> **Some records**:
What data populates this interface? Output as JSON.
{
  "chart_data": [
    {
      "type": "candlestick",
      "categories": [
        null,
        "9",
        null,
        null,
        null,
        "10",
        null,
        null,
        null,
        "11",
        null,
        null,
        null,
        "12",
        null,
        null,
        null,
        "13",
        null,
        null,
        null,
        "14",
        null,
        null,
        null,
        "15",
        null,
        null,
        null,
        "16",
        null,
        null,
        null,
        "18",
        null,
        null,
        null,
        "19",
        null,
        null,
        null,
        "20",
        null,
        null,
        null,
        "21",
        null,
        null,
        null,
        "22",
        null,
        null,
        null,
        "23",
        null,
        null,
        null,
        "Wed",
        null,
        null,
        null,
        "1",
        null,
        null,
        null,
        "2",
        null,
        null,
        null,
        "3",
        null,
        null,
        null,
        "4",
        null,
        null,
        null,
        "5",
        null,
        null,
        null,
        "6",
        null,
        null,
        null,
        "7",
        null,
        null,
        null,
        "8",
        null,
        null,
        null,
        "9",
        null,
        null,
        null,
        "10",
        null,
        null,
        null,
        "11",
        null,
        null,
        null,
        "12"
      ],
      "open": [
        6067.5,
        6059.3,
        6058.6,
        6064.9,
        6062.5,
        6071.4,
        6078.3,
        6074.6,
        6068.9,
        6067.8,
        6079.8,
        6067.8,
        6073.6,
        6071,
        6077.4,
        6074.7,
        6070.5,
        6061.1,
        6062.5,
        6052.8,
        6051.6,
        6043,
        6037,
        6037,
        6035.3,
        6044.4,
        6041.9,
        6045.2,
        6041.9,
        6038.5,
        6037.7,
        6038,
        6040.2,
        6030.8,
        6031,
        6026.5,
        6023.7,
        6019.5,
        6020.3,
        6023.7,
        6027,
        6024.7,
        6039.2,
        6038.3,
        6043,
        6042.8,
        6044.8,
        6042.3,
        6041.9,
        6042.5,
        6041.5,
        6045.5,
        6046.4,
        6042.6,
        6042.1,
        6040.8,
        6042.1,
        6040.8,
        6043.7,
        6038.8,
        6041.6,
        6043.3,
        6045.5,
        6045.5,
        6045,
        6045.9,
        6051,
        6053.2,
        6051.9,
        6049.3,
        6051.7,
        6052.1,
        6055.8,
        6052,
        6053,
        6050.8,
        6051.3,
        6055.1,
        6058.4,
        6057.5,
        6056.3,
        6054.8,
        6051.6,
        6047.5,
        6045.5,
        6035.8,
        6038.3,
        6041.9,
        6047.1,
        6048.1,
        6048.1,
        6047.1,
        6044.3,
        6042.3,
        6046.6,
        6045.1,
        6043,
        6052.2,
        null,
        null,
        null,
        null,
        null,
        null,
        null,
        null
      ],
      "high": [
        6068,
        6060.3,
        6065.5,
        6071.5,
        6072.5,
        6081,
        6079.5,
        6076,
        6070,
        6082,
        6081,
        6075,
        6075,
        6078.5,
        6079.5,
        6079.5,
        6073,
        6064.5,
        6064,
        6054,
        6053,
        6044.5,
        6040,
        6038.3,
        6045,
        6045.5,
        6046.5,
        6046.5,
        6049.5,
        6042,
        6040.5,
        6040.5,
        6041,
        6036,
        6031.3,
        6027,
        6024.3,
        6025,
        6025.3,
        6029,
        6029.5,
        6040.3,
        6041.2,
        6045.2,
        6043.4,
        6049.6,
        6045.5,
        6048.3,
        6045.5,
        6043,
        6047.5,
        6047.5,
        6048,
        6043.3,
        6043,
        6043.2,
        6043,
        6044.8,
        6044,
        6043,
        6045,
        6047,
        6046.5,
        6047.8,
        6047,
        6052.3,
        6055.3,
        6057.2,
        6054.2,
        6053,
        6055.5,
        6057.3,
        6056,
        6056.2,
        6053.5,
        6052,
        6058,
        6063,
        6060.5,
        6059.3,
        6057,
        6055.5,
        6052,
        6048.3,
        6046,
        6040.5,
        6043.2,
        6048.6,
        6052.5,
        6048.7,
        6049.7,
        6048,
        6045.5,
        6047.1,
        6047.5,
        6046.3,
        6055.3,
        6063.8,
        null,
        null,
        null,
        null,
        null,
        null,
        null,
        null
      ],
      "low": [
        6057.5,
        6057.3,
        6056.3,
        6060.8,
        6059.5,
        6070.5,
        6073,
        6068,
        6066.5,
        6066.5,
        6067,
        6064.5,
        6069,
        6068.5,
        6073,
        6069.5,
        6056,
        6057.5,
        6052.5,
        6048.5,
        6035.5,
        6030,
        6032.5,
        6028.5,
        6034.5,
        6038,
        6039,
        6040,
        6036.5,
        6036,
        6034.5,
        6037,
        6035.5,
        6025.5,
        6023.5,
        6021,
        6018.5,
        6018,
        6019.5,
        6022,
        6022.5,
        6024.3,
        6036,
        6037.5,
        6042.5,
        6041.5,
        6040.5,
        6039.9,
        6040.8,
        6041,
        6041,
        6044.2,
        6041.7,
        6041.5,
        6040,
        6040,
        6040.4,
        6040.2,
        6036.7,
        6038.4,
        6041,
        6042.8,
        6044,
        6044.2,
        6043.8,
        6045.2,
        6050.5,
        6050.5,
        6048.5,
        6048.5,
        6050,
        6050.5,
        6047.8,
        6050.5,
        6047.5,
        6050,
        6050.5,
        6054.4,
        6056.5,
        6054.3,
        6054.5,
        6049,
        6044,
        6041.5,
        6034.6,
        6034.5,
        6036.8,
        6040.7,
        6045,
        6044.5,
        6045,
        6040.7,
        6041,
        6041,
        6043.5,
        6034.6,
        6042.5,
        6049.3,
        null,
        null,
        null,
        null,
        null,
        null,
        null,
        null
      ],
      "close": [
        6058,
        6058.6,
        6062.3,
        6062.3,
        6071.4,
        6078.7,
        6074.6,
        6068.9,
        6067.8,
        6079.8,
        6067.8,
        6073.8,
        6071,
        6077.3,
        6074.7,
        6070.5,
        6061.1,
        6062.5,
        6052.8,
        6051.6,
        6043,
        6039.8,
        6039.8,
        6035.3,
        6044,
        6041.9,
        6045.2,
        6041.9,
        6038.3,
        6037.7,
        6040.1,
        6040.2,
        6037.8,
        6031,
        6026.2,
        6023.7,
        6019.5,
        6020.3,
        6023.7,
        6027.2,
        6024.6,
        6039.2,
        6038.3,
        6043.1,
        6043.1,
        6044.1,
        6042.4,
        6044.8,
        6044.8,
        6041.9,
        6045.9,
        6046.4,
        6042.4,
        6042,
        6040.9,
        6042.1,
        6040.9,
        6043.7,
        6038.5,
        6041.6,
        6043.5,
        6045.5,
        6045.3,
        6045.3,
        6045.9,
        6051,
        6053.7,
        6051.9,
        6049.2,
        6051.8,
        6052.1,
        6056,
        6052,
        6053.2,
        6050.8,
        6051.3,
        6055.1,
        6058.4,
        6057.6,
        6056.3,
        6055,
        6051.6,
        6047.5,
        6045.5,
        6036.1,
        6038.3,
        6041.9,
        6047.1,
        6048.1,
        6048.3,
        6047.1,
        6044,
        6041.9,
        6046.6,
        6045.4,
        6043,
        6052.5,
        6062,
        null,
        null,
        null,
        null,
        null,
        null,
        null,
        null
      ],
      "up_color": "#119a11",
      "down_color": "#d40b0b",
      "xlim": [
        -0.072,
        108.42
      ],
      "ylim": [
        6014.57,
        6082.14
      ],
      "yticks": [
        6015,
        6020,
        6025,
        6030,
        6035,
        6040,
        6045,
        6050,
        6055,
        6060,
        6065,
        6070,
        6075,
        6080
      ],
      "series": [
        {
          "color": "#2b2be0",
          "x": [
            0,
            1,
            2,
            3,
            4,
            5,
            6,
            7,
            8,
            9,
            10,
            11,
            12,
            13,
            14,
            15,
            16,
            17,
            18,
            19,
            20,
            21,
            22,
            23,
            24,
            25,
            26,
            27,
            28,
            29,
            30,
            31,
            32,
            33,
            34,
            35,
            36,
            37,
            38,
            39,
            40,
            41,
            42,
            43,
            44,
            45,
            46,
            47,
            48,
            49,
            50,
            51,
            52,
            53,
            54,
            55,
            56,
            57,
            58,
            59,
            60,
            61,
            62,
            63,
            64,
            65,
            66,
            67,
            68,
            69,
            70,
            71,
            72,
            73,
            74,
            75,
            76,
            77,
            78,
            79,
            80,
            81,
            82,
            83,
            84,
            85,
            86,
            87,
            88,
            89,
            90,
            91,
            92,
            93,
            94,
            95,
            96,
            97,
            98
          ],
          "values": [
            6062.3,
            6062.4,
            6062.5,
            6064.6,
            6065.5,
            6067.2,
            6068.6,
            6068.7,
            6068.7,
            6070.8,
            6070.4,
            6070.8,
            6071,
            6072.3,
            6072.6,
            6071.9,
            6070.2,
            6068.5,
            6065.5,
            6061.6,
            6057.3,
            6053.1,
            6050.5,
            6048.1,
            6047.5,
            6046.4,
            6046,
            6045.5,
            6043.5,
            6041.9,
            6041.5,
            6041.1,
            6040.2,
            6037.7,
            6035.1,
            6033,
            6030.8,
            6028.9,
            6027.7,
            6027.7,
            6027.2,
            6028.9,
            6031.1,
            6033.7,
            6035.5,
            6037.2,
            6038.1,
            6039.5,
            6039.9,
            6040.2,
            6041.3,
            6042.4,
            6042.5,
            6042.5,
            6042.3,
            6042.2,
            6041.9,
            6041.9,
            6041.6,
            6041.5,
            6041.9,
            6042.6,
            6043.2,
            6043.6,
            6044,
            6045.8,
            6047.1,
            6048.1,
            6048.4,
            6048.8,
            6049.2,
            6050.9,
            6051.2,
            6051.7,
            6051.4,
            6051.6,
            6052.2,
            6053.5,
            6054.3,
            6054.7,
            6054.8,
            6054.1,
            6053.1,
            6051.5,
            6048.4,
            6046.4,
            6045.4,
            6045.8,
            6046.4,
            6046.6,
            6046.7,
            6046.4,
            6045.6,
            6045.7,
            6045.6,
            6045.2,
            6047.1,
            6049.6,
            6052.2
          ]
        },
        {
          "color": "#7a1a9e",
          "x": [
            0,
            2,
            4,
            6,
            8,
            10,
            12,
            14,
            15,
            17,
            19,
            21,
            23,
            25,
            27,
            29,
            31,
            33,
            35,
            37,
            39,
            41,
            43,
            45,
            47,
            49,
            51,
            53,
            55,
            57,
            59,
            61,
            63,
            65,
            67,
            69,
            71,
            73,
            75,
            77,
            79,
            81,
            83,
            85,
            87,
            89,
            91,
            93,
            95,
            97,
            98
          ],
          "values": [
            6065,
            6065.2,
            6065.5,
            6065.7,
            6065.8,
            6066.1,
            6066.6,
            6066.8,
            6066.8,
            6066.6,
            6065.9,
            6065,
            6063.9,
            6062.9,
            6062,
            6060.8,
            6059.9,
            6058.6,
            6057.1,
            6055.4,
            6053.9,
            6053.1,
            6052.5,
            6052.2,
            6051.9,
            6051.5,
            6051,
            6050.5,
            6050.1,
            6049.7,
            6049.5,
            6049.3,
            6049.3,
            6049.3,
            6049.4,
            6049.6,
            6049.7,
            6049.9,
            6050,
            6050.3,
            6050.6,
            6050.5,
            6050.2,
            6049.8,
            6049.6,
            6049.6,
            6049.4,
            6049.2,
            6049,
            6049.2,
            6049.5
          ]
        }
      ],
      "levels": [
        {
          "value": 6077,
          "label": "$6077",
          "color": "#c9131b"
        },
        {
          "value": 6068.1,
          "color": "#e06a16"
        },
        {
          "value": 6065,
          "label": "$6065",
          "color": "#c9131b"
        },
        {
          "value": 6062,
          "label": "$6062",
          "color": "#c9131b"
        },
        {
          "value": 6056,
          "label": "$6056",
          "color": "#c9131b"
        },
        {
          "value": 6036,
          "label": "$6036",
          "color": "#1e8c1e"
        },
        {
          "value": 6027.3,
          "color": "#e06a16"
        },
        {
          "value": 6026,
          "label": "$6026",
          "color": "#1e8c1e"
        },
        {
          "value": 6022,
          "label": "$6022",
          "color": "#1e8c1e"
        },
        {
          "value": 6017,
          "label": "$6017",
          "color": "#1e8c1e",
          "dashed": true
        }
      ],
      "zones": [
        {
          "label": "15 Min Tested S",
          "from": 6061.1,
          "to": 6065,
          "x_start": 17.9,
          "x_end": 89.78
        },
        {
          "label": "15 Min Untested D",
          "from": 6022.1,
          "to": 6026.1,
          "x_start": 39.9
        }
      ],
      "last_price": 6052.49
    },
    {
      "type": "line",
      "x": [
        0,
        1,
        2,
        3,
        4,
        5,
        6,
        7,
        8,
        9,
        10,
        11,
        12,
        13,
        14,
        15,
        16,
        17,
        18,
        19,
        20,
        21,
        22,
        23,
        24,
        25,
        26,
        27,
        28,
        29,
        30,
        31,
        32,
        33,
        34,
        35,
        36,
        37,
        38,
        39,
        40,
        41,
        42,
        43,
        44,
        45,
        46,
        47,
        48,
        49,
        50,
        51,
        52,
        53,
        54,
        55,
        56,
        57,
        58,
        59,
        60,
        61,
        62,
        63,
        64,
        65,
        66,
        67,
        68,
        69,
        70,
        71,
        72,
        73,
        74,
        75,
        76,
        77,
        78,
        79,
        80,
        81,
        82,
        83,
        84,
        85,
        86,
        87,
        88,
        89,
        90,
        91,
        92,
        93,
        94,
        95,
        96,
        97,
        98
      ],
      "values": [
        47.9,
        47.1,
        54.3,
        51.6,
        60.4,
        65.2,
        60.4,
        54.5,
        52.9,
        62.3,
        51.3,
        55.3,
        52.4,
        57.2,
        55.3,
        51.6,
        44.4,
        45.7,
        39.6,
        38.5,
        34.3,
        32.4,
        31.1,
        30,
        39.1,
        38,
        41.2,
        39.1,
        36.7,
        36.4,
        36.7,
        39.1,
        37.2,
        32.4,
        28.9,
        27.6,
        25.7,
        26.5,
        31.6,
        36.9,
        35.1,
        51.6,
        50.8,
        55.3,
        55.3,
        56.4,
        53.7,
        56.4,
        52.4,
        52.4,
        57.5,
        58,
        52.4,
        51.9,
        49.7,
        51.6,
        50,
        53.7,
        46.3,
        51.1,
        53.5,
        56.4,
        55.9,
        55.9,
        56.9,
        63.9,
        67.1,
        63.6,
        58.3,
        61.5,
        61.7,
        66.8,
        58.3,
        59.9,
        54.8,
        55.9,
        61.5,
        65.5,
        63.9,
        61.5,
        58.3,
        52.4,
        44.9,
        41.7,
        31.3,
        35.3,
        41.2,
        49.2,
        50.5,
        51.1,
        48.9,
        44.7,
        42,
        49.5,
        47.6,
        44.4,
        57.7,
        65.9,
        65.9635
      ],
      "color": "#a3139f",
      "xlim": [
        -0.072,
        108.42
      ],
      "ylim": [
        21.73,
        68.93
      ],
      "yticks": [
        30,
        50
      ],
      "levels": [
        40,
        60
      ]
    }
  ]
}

> **Stated task**: Gather up every line in the data above that contains the word "label", copying each one.

> **Task answer**:
          "label": "$6077",
          "label": "$6065",
          "label": "$6062",
          "label": "$6056",
          "label": "$6036",
          "label": "$6026",
          "label": "$6022",
          "label": "$6017",
          "label": "15 Min Tested S",
          "label": "15 Min Untested D",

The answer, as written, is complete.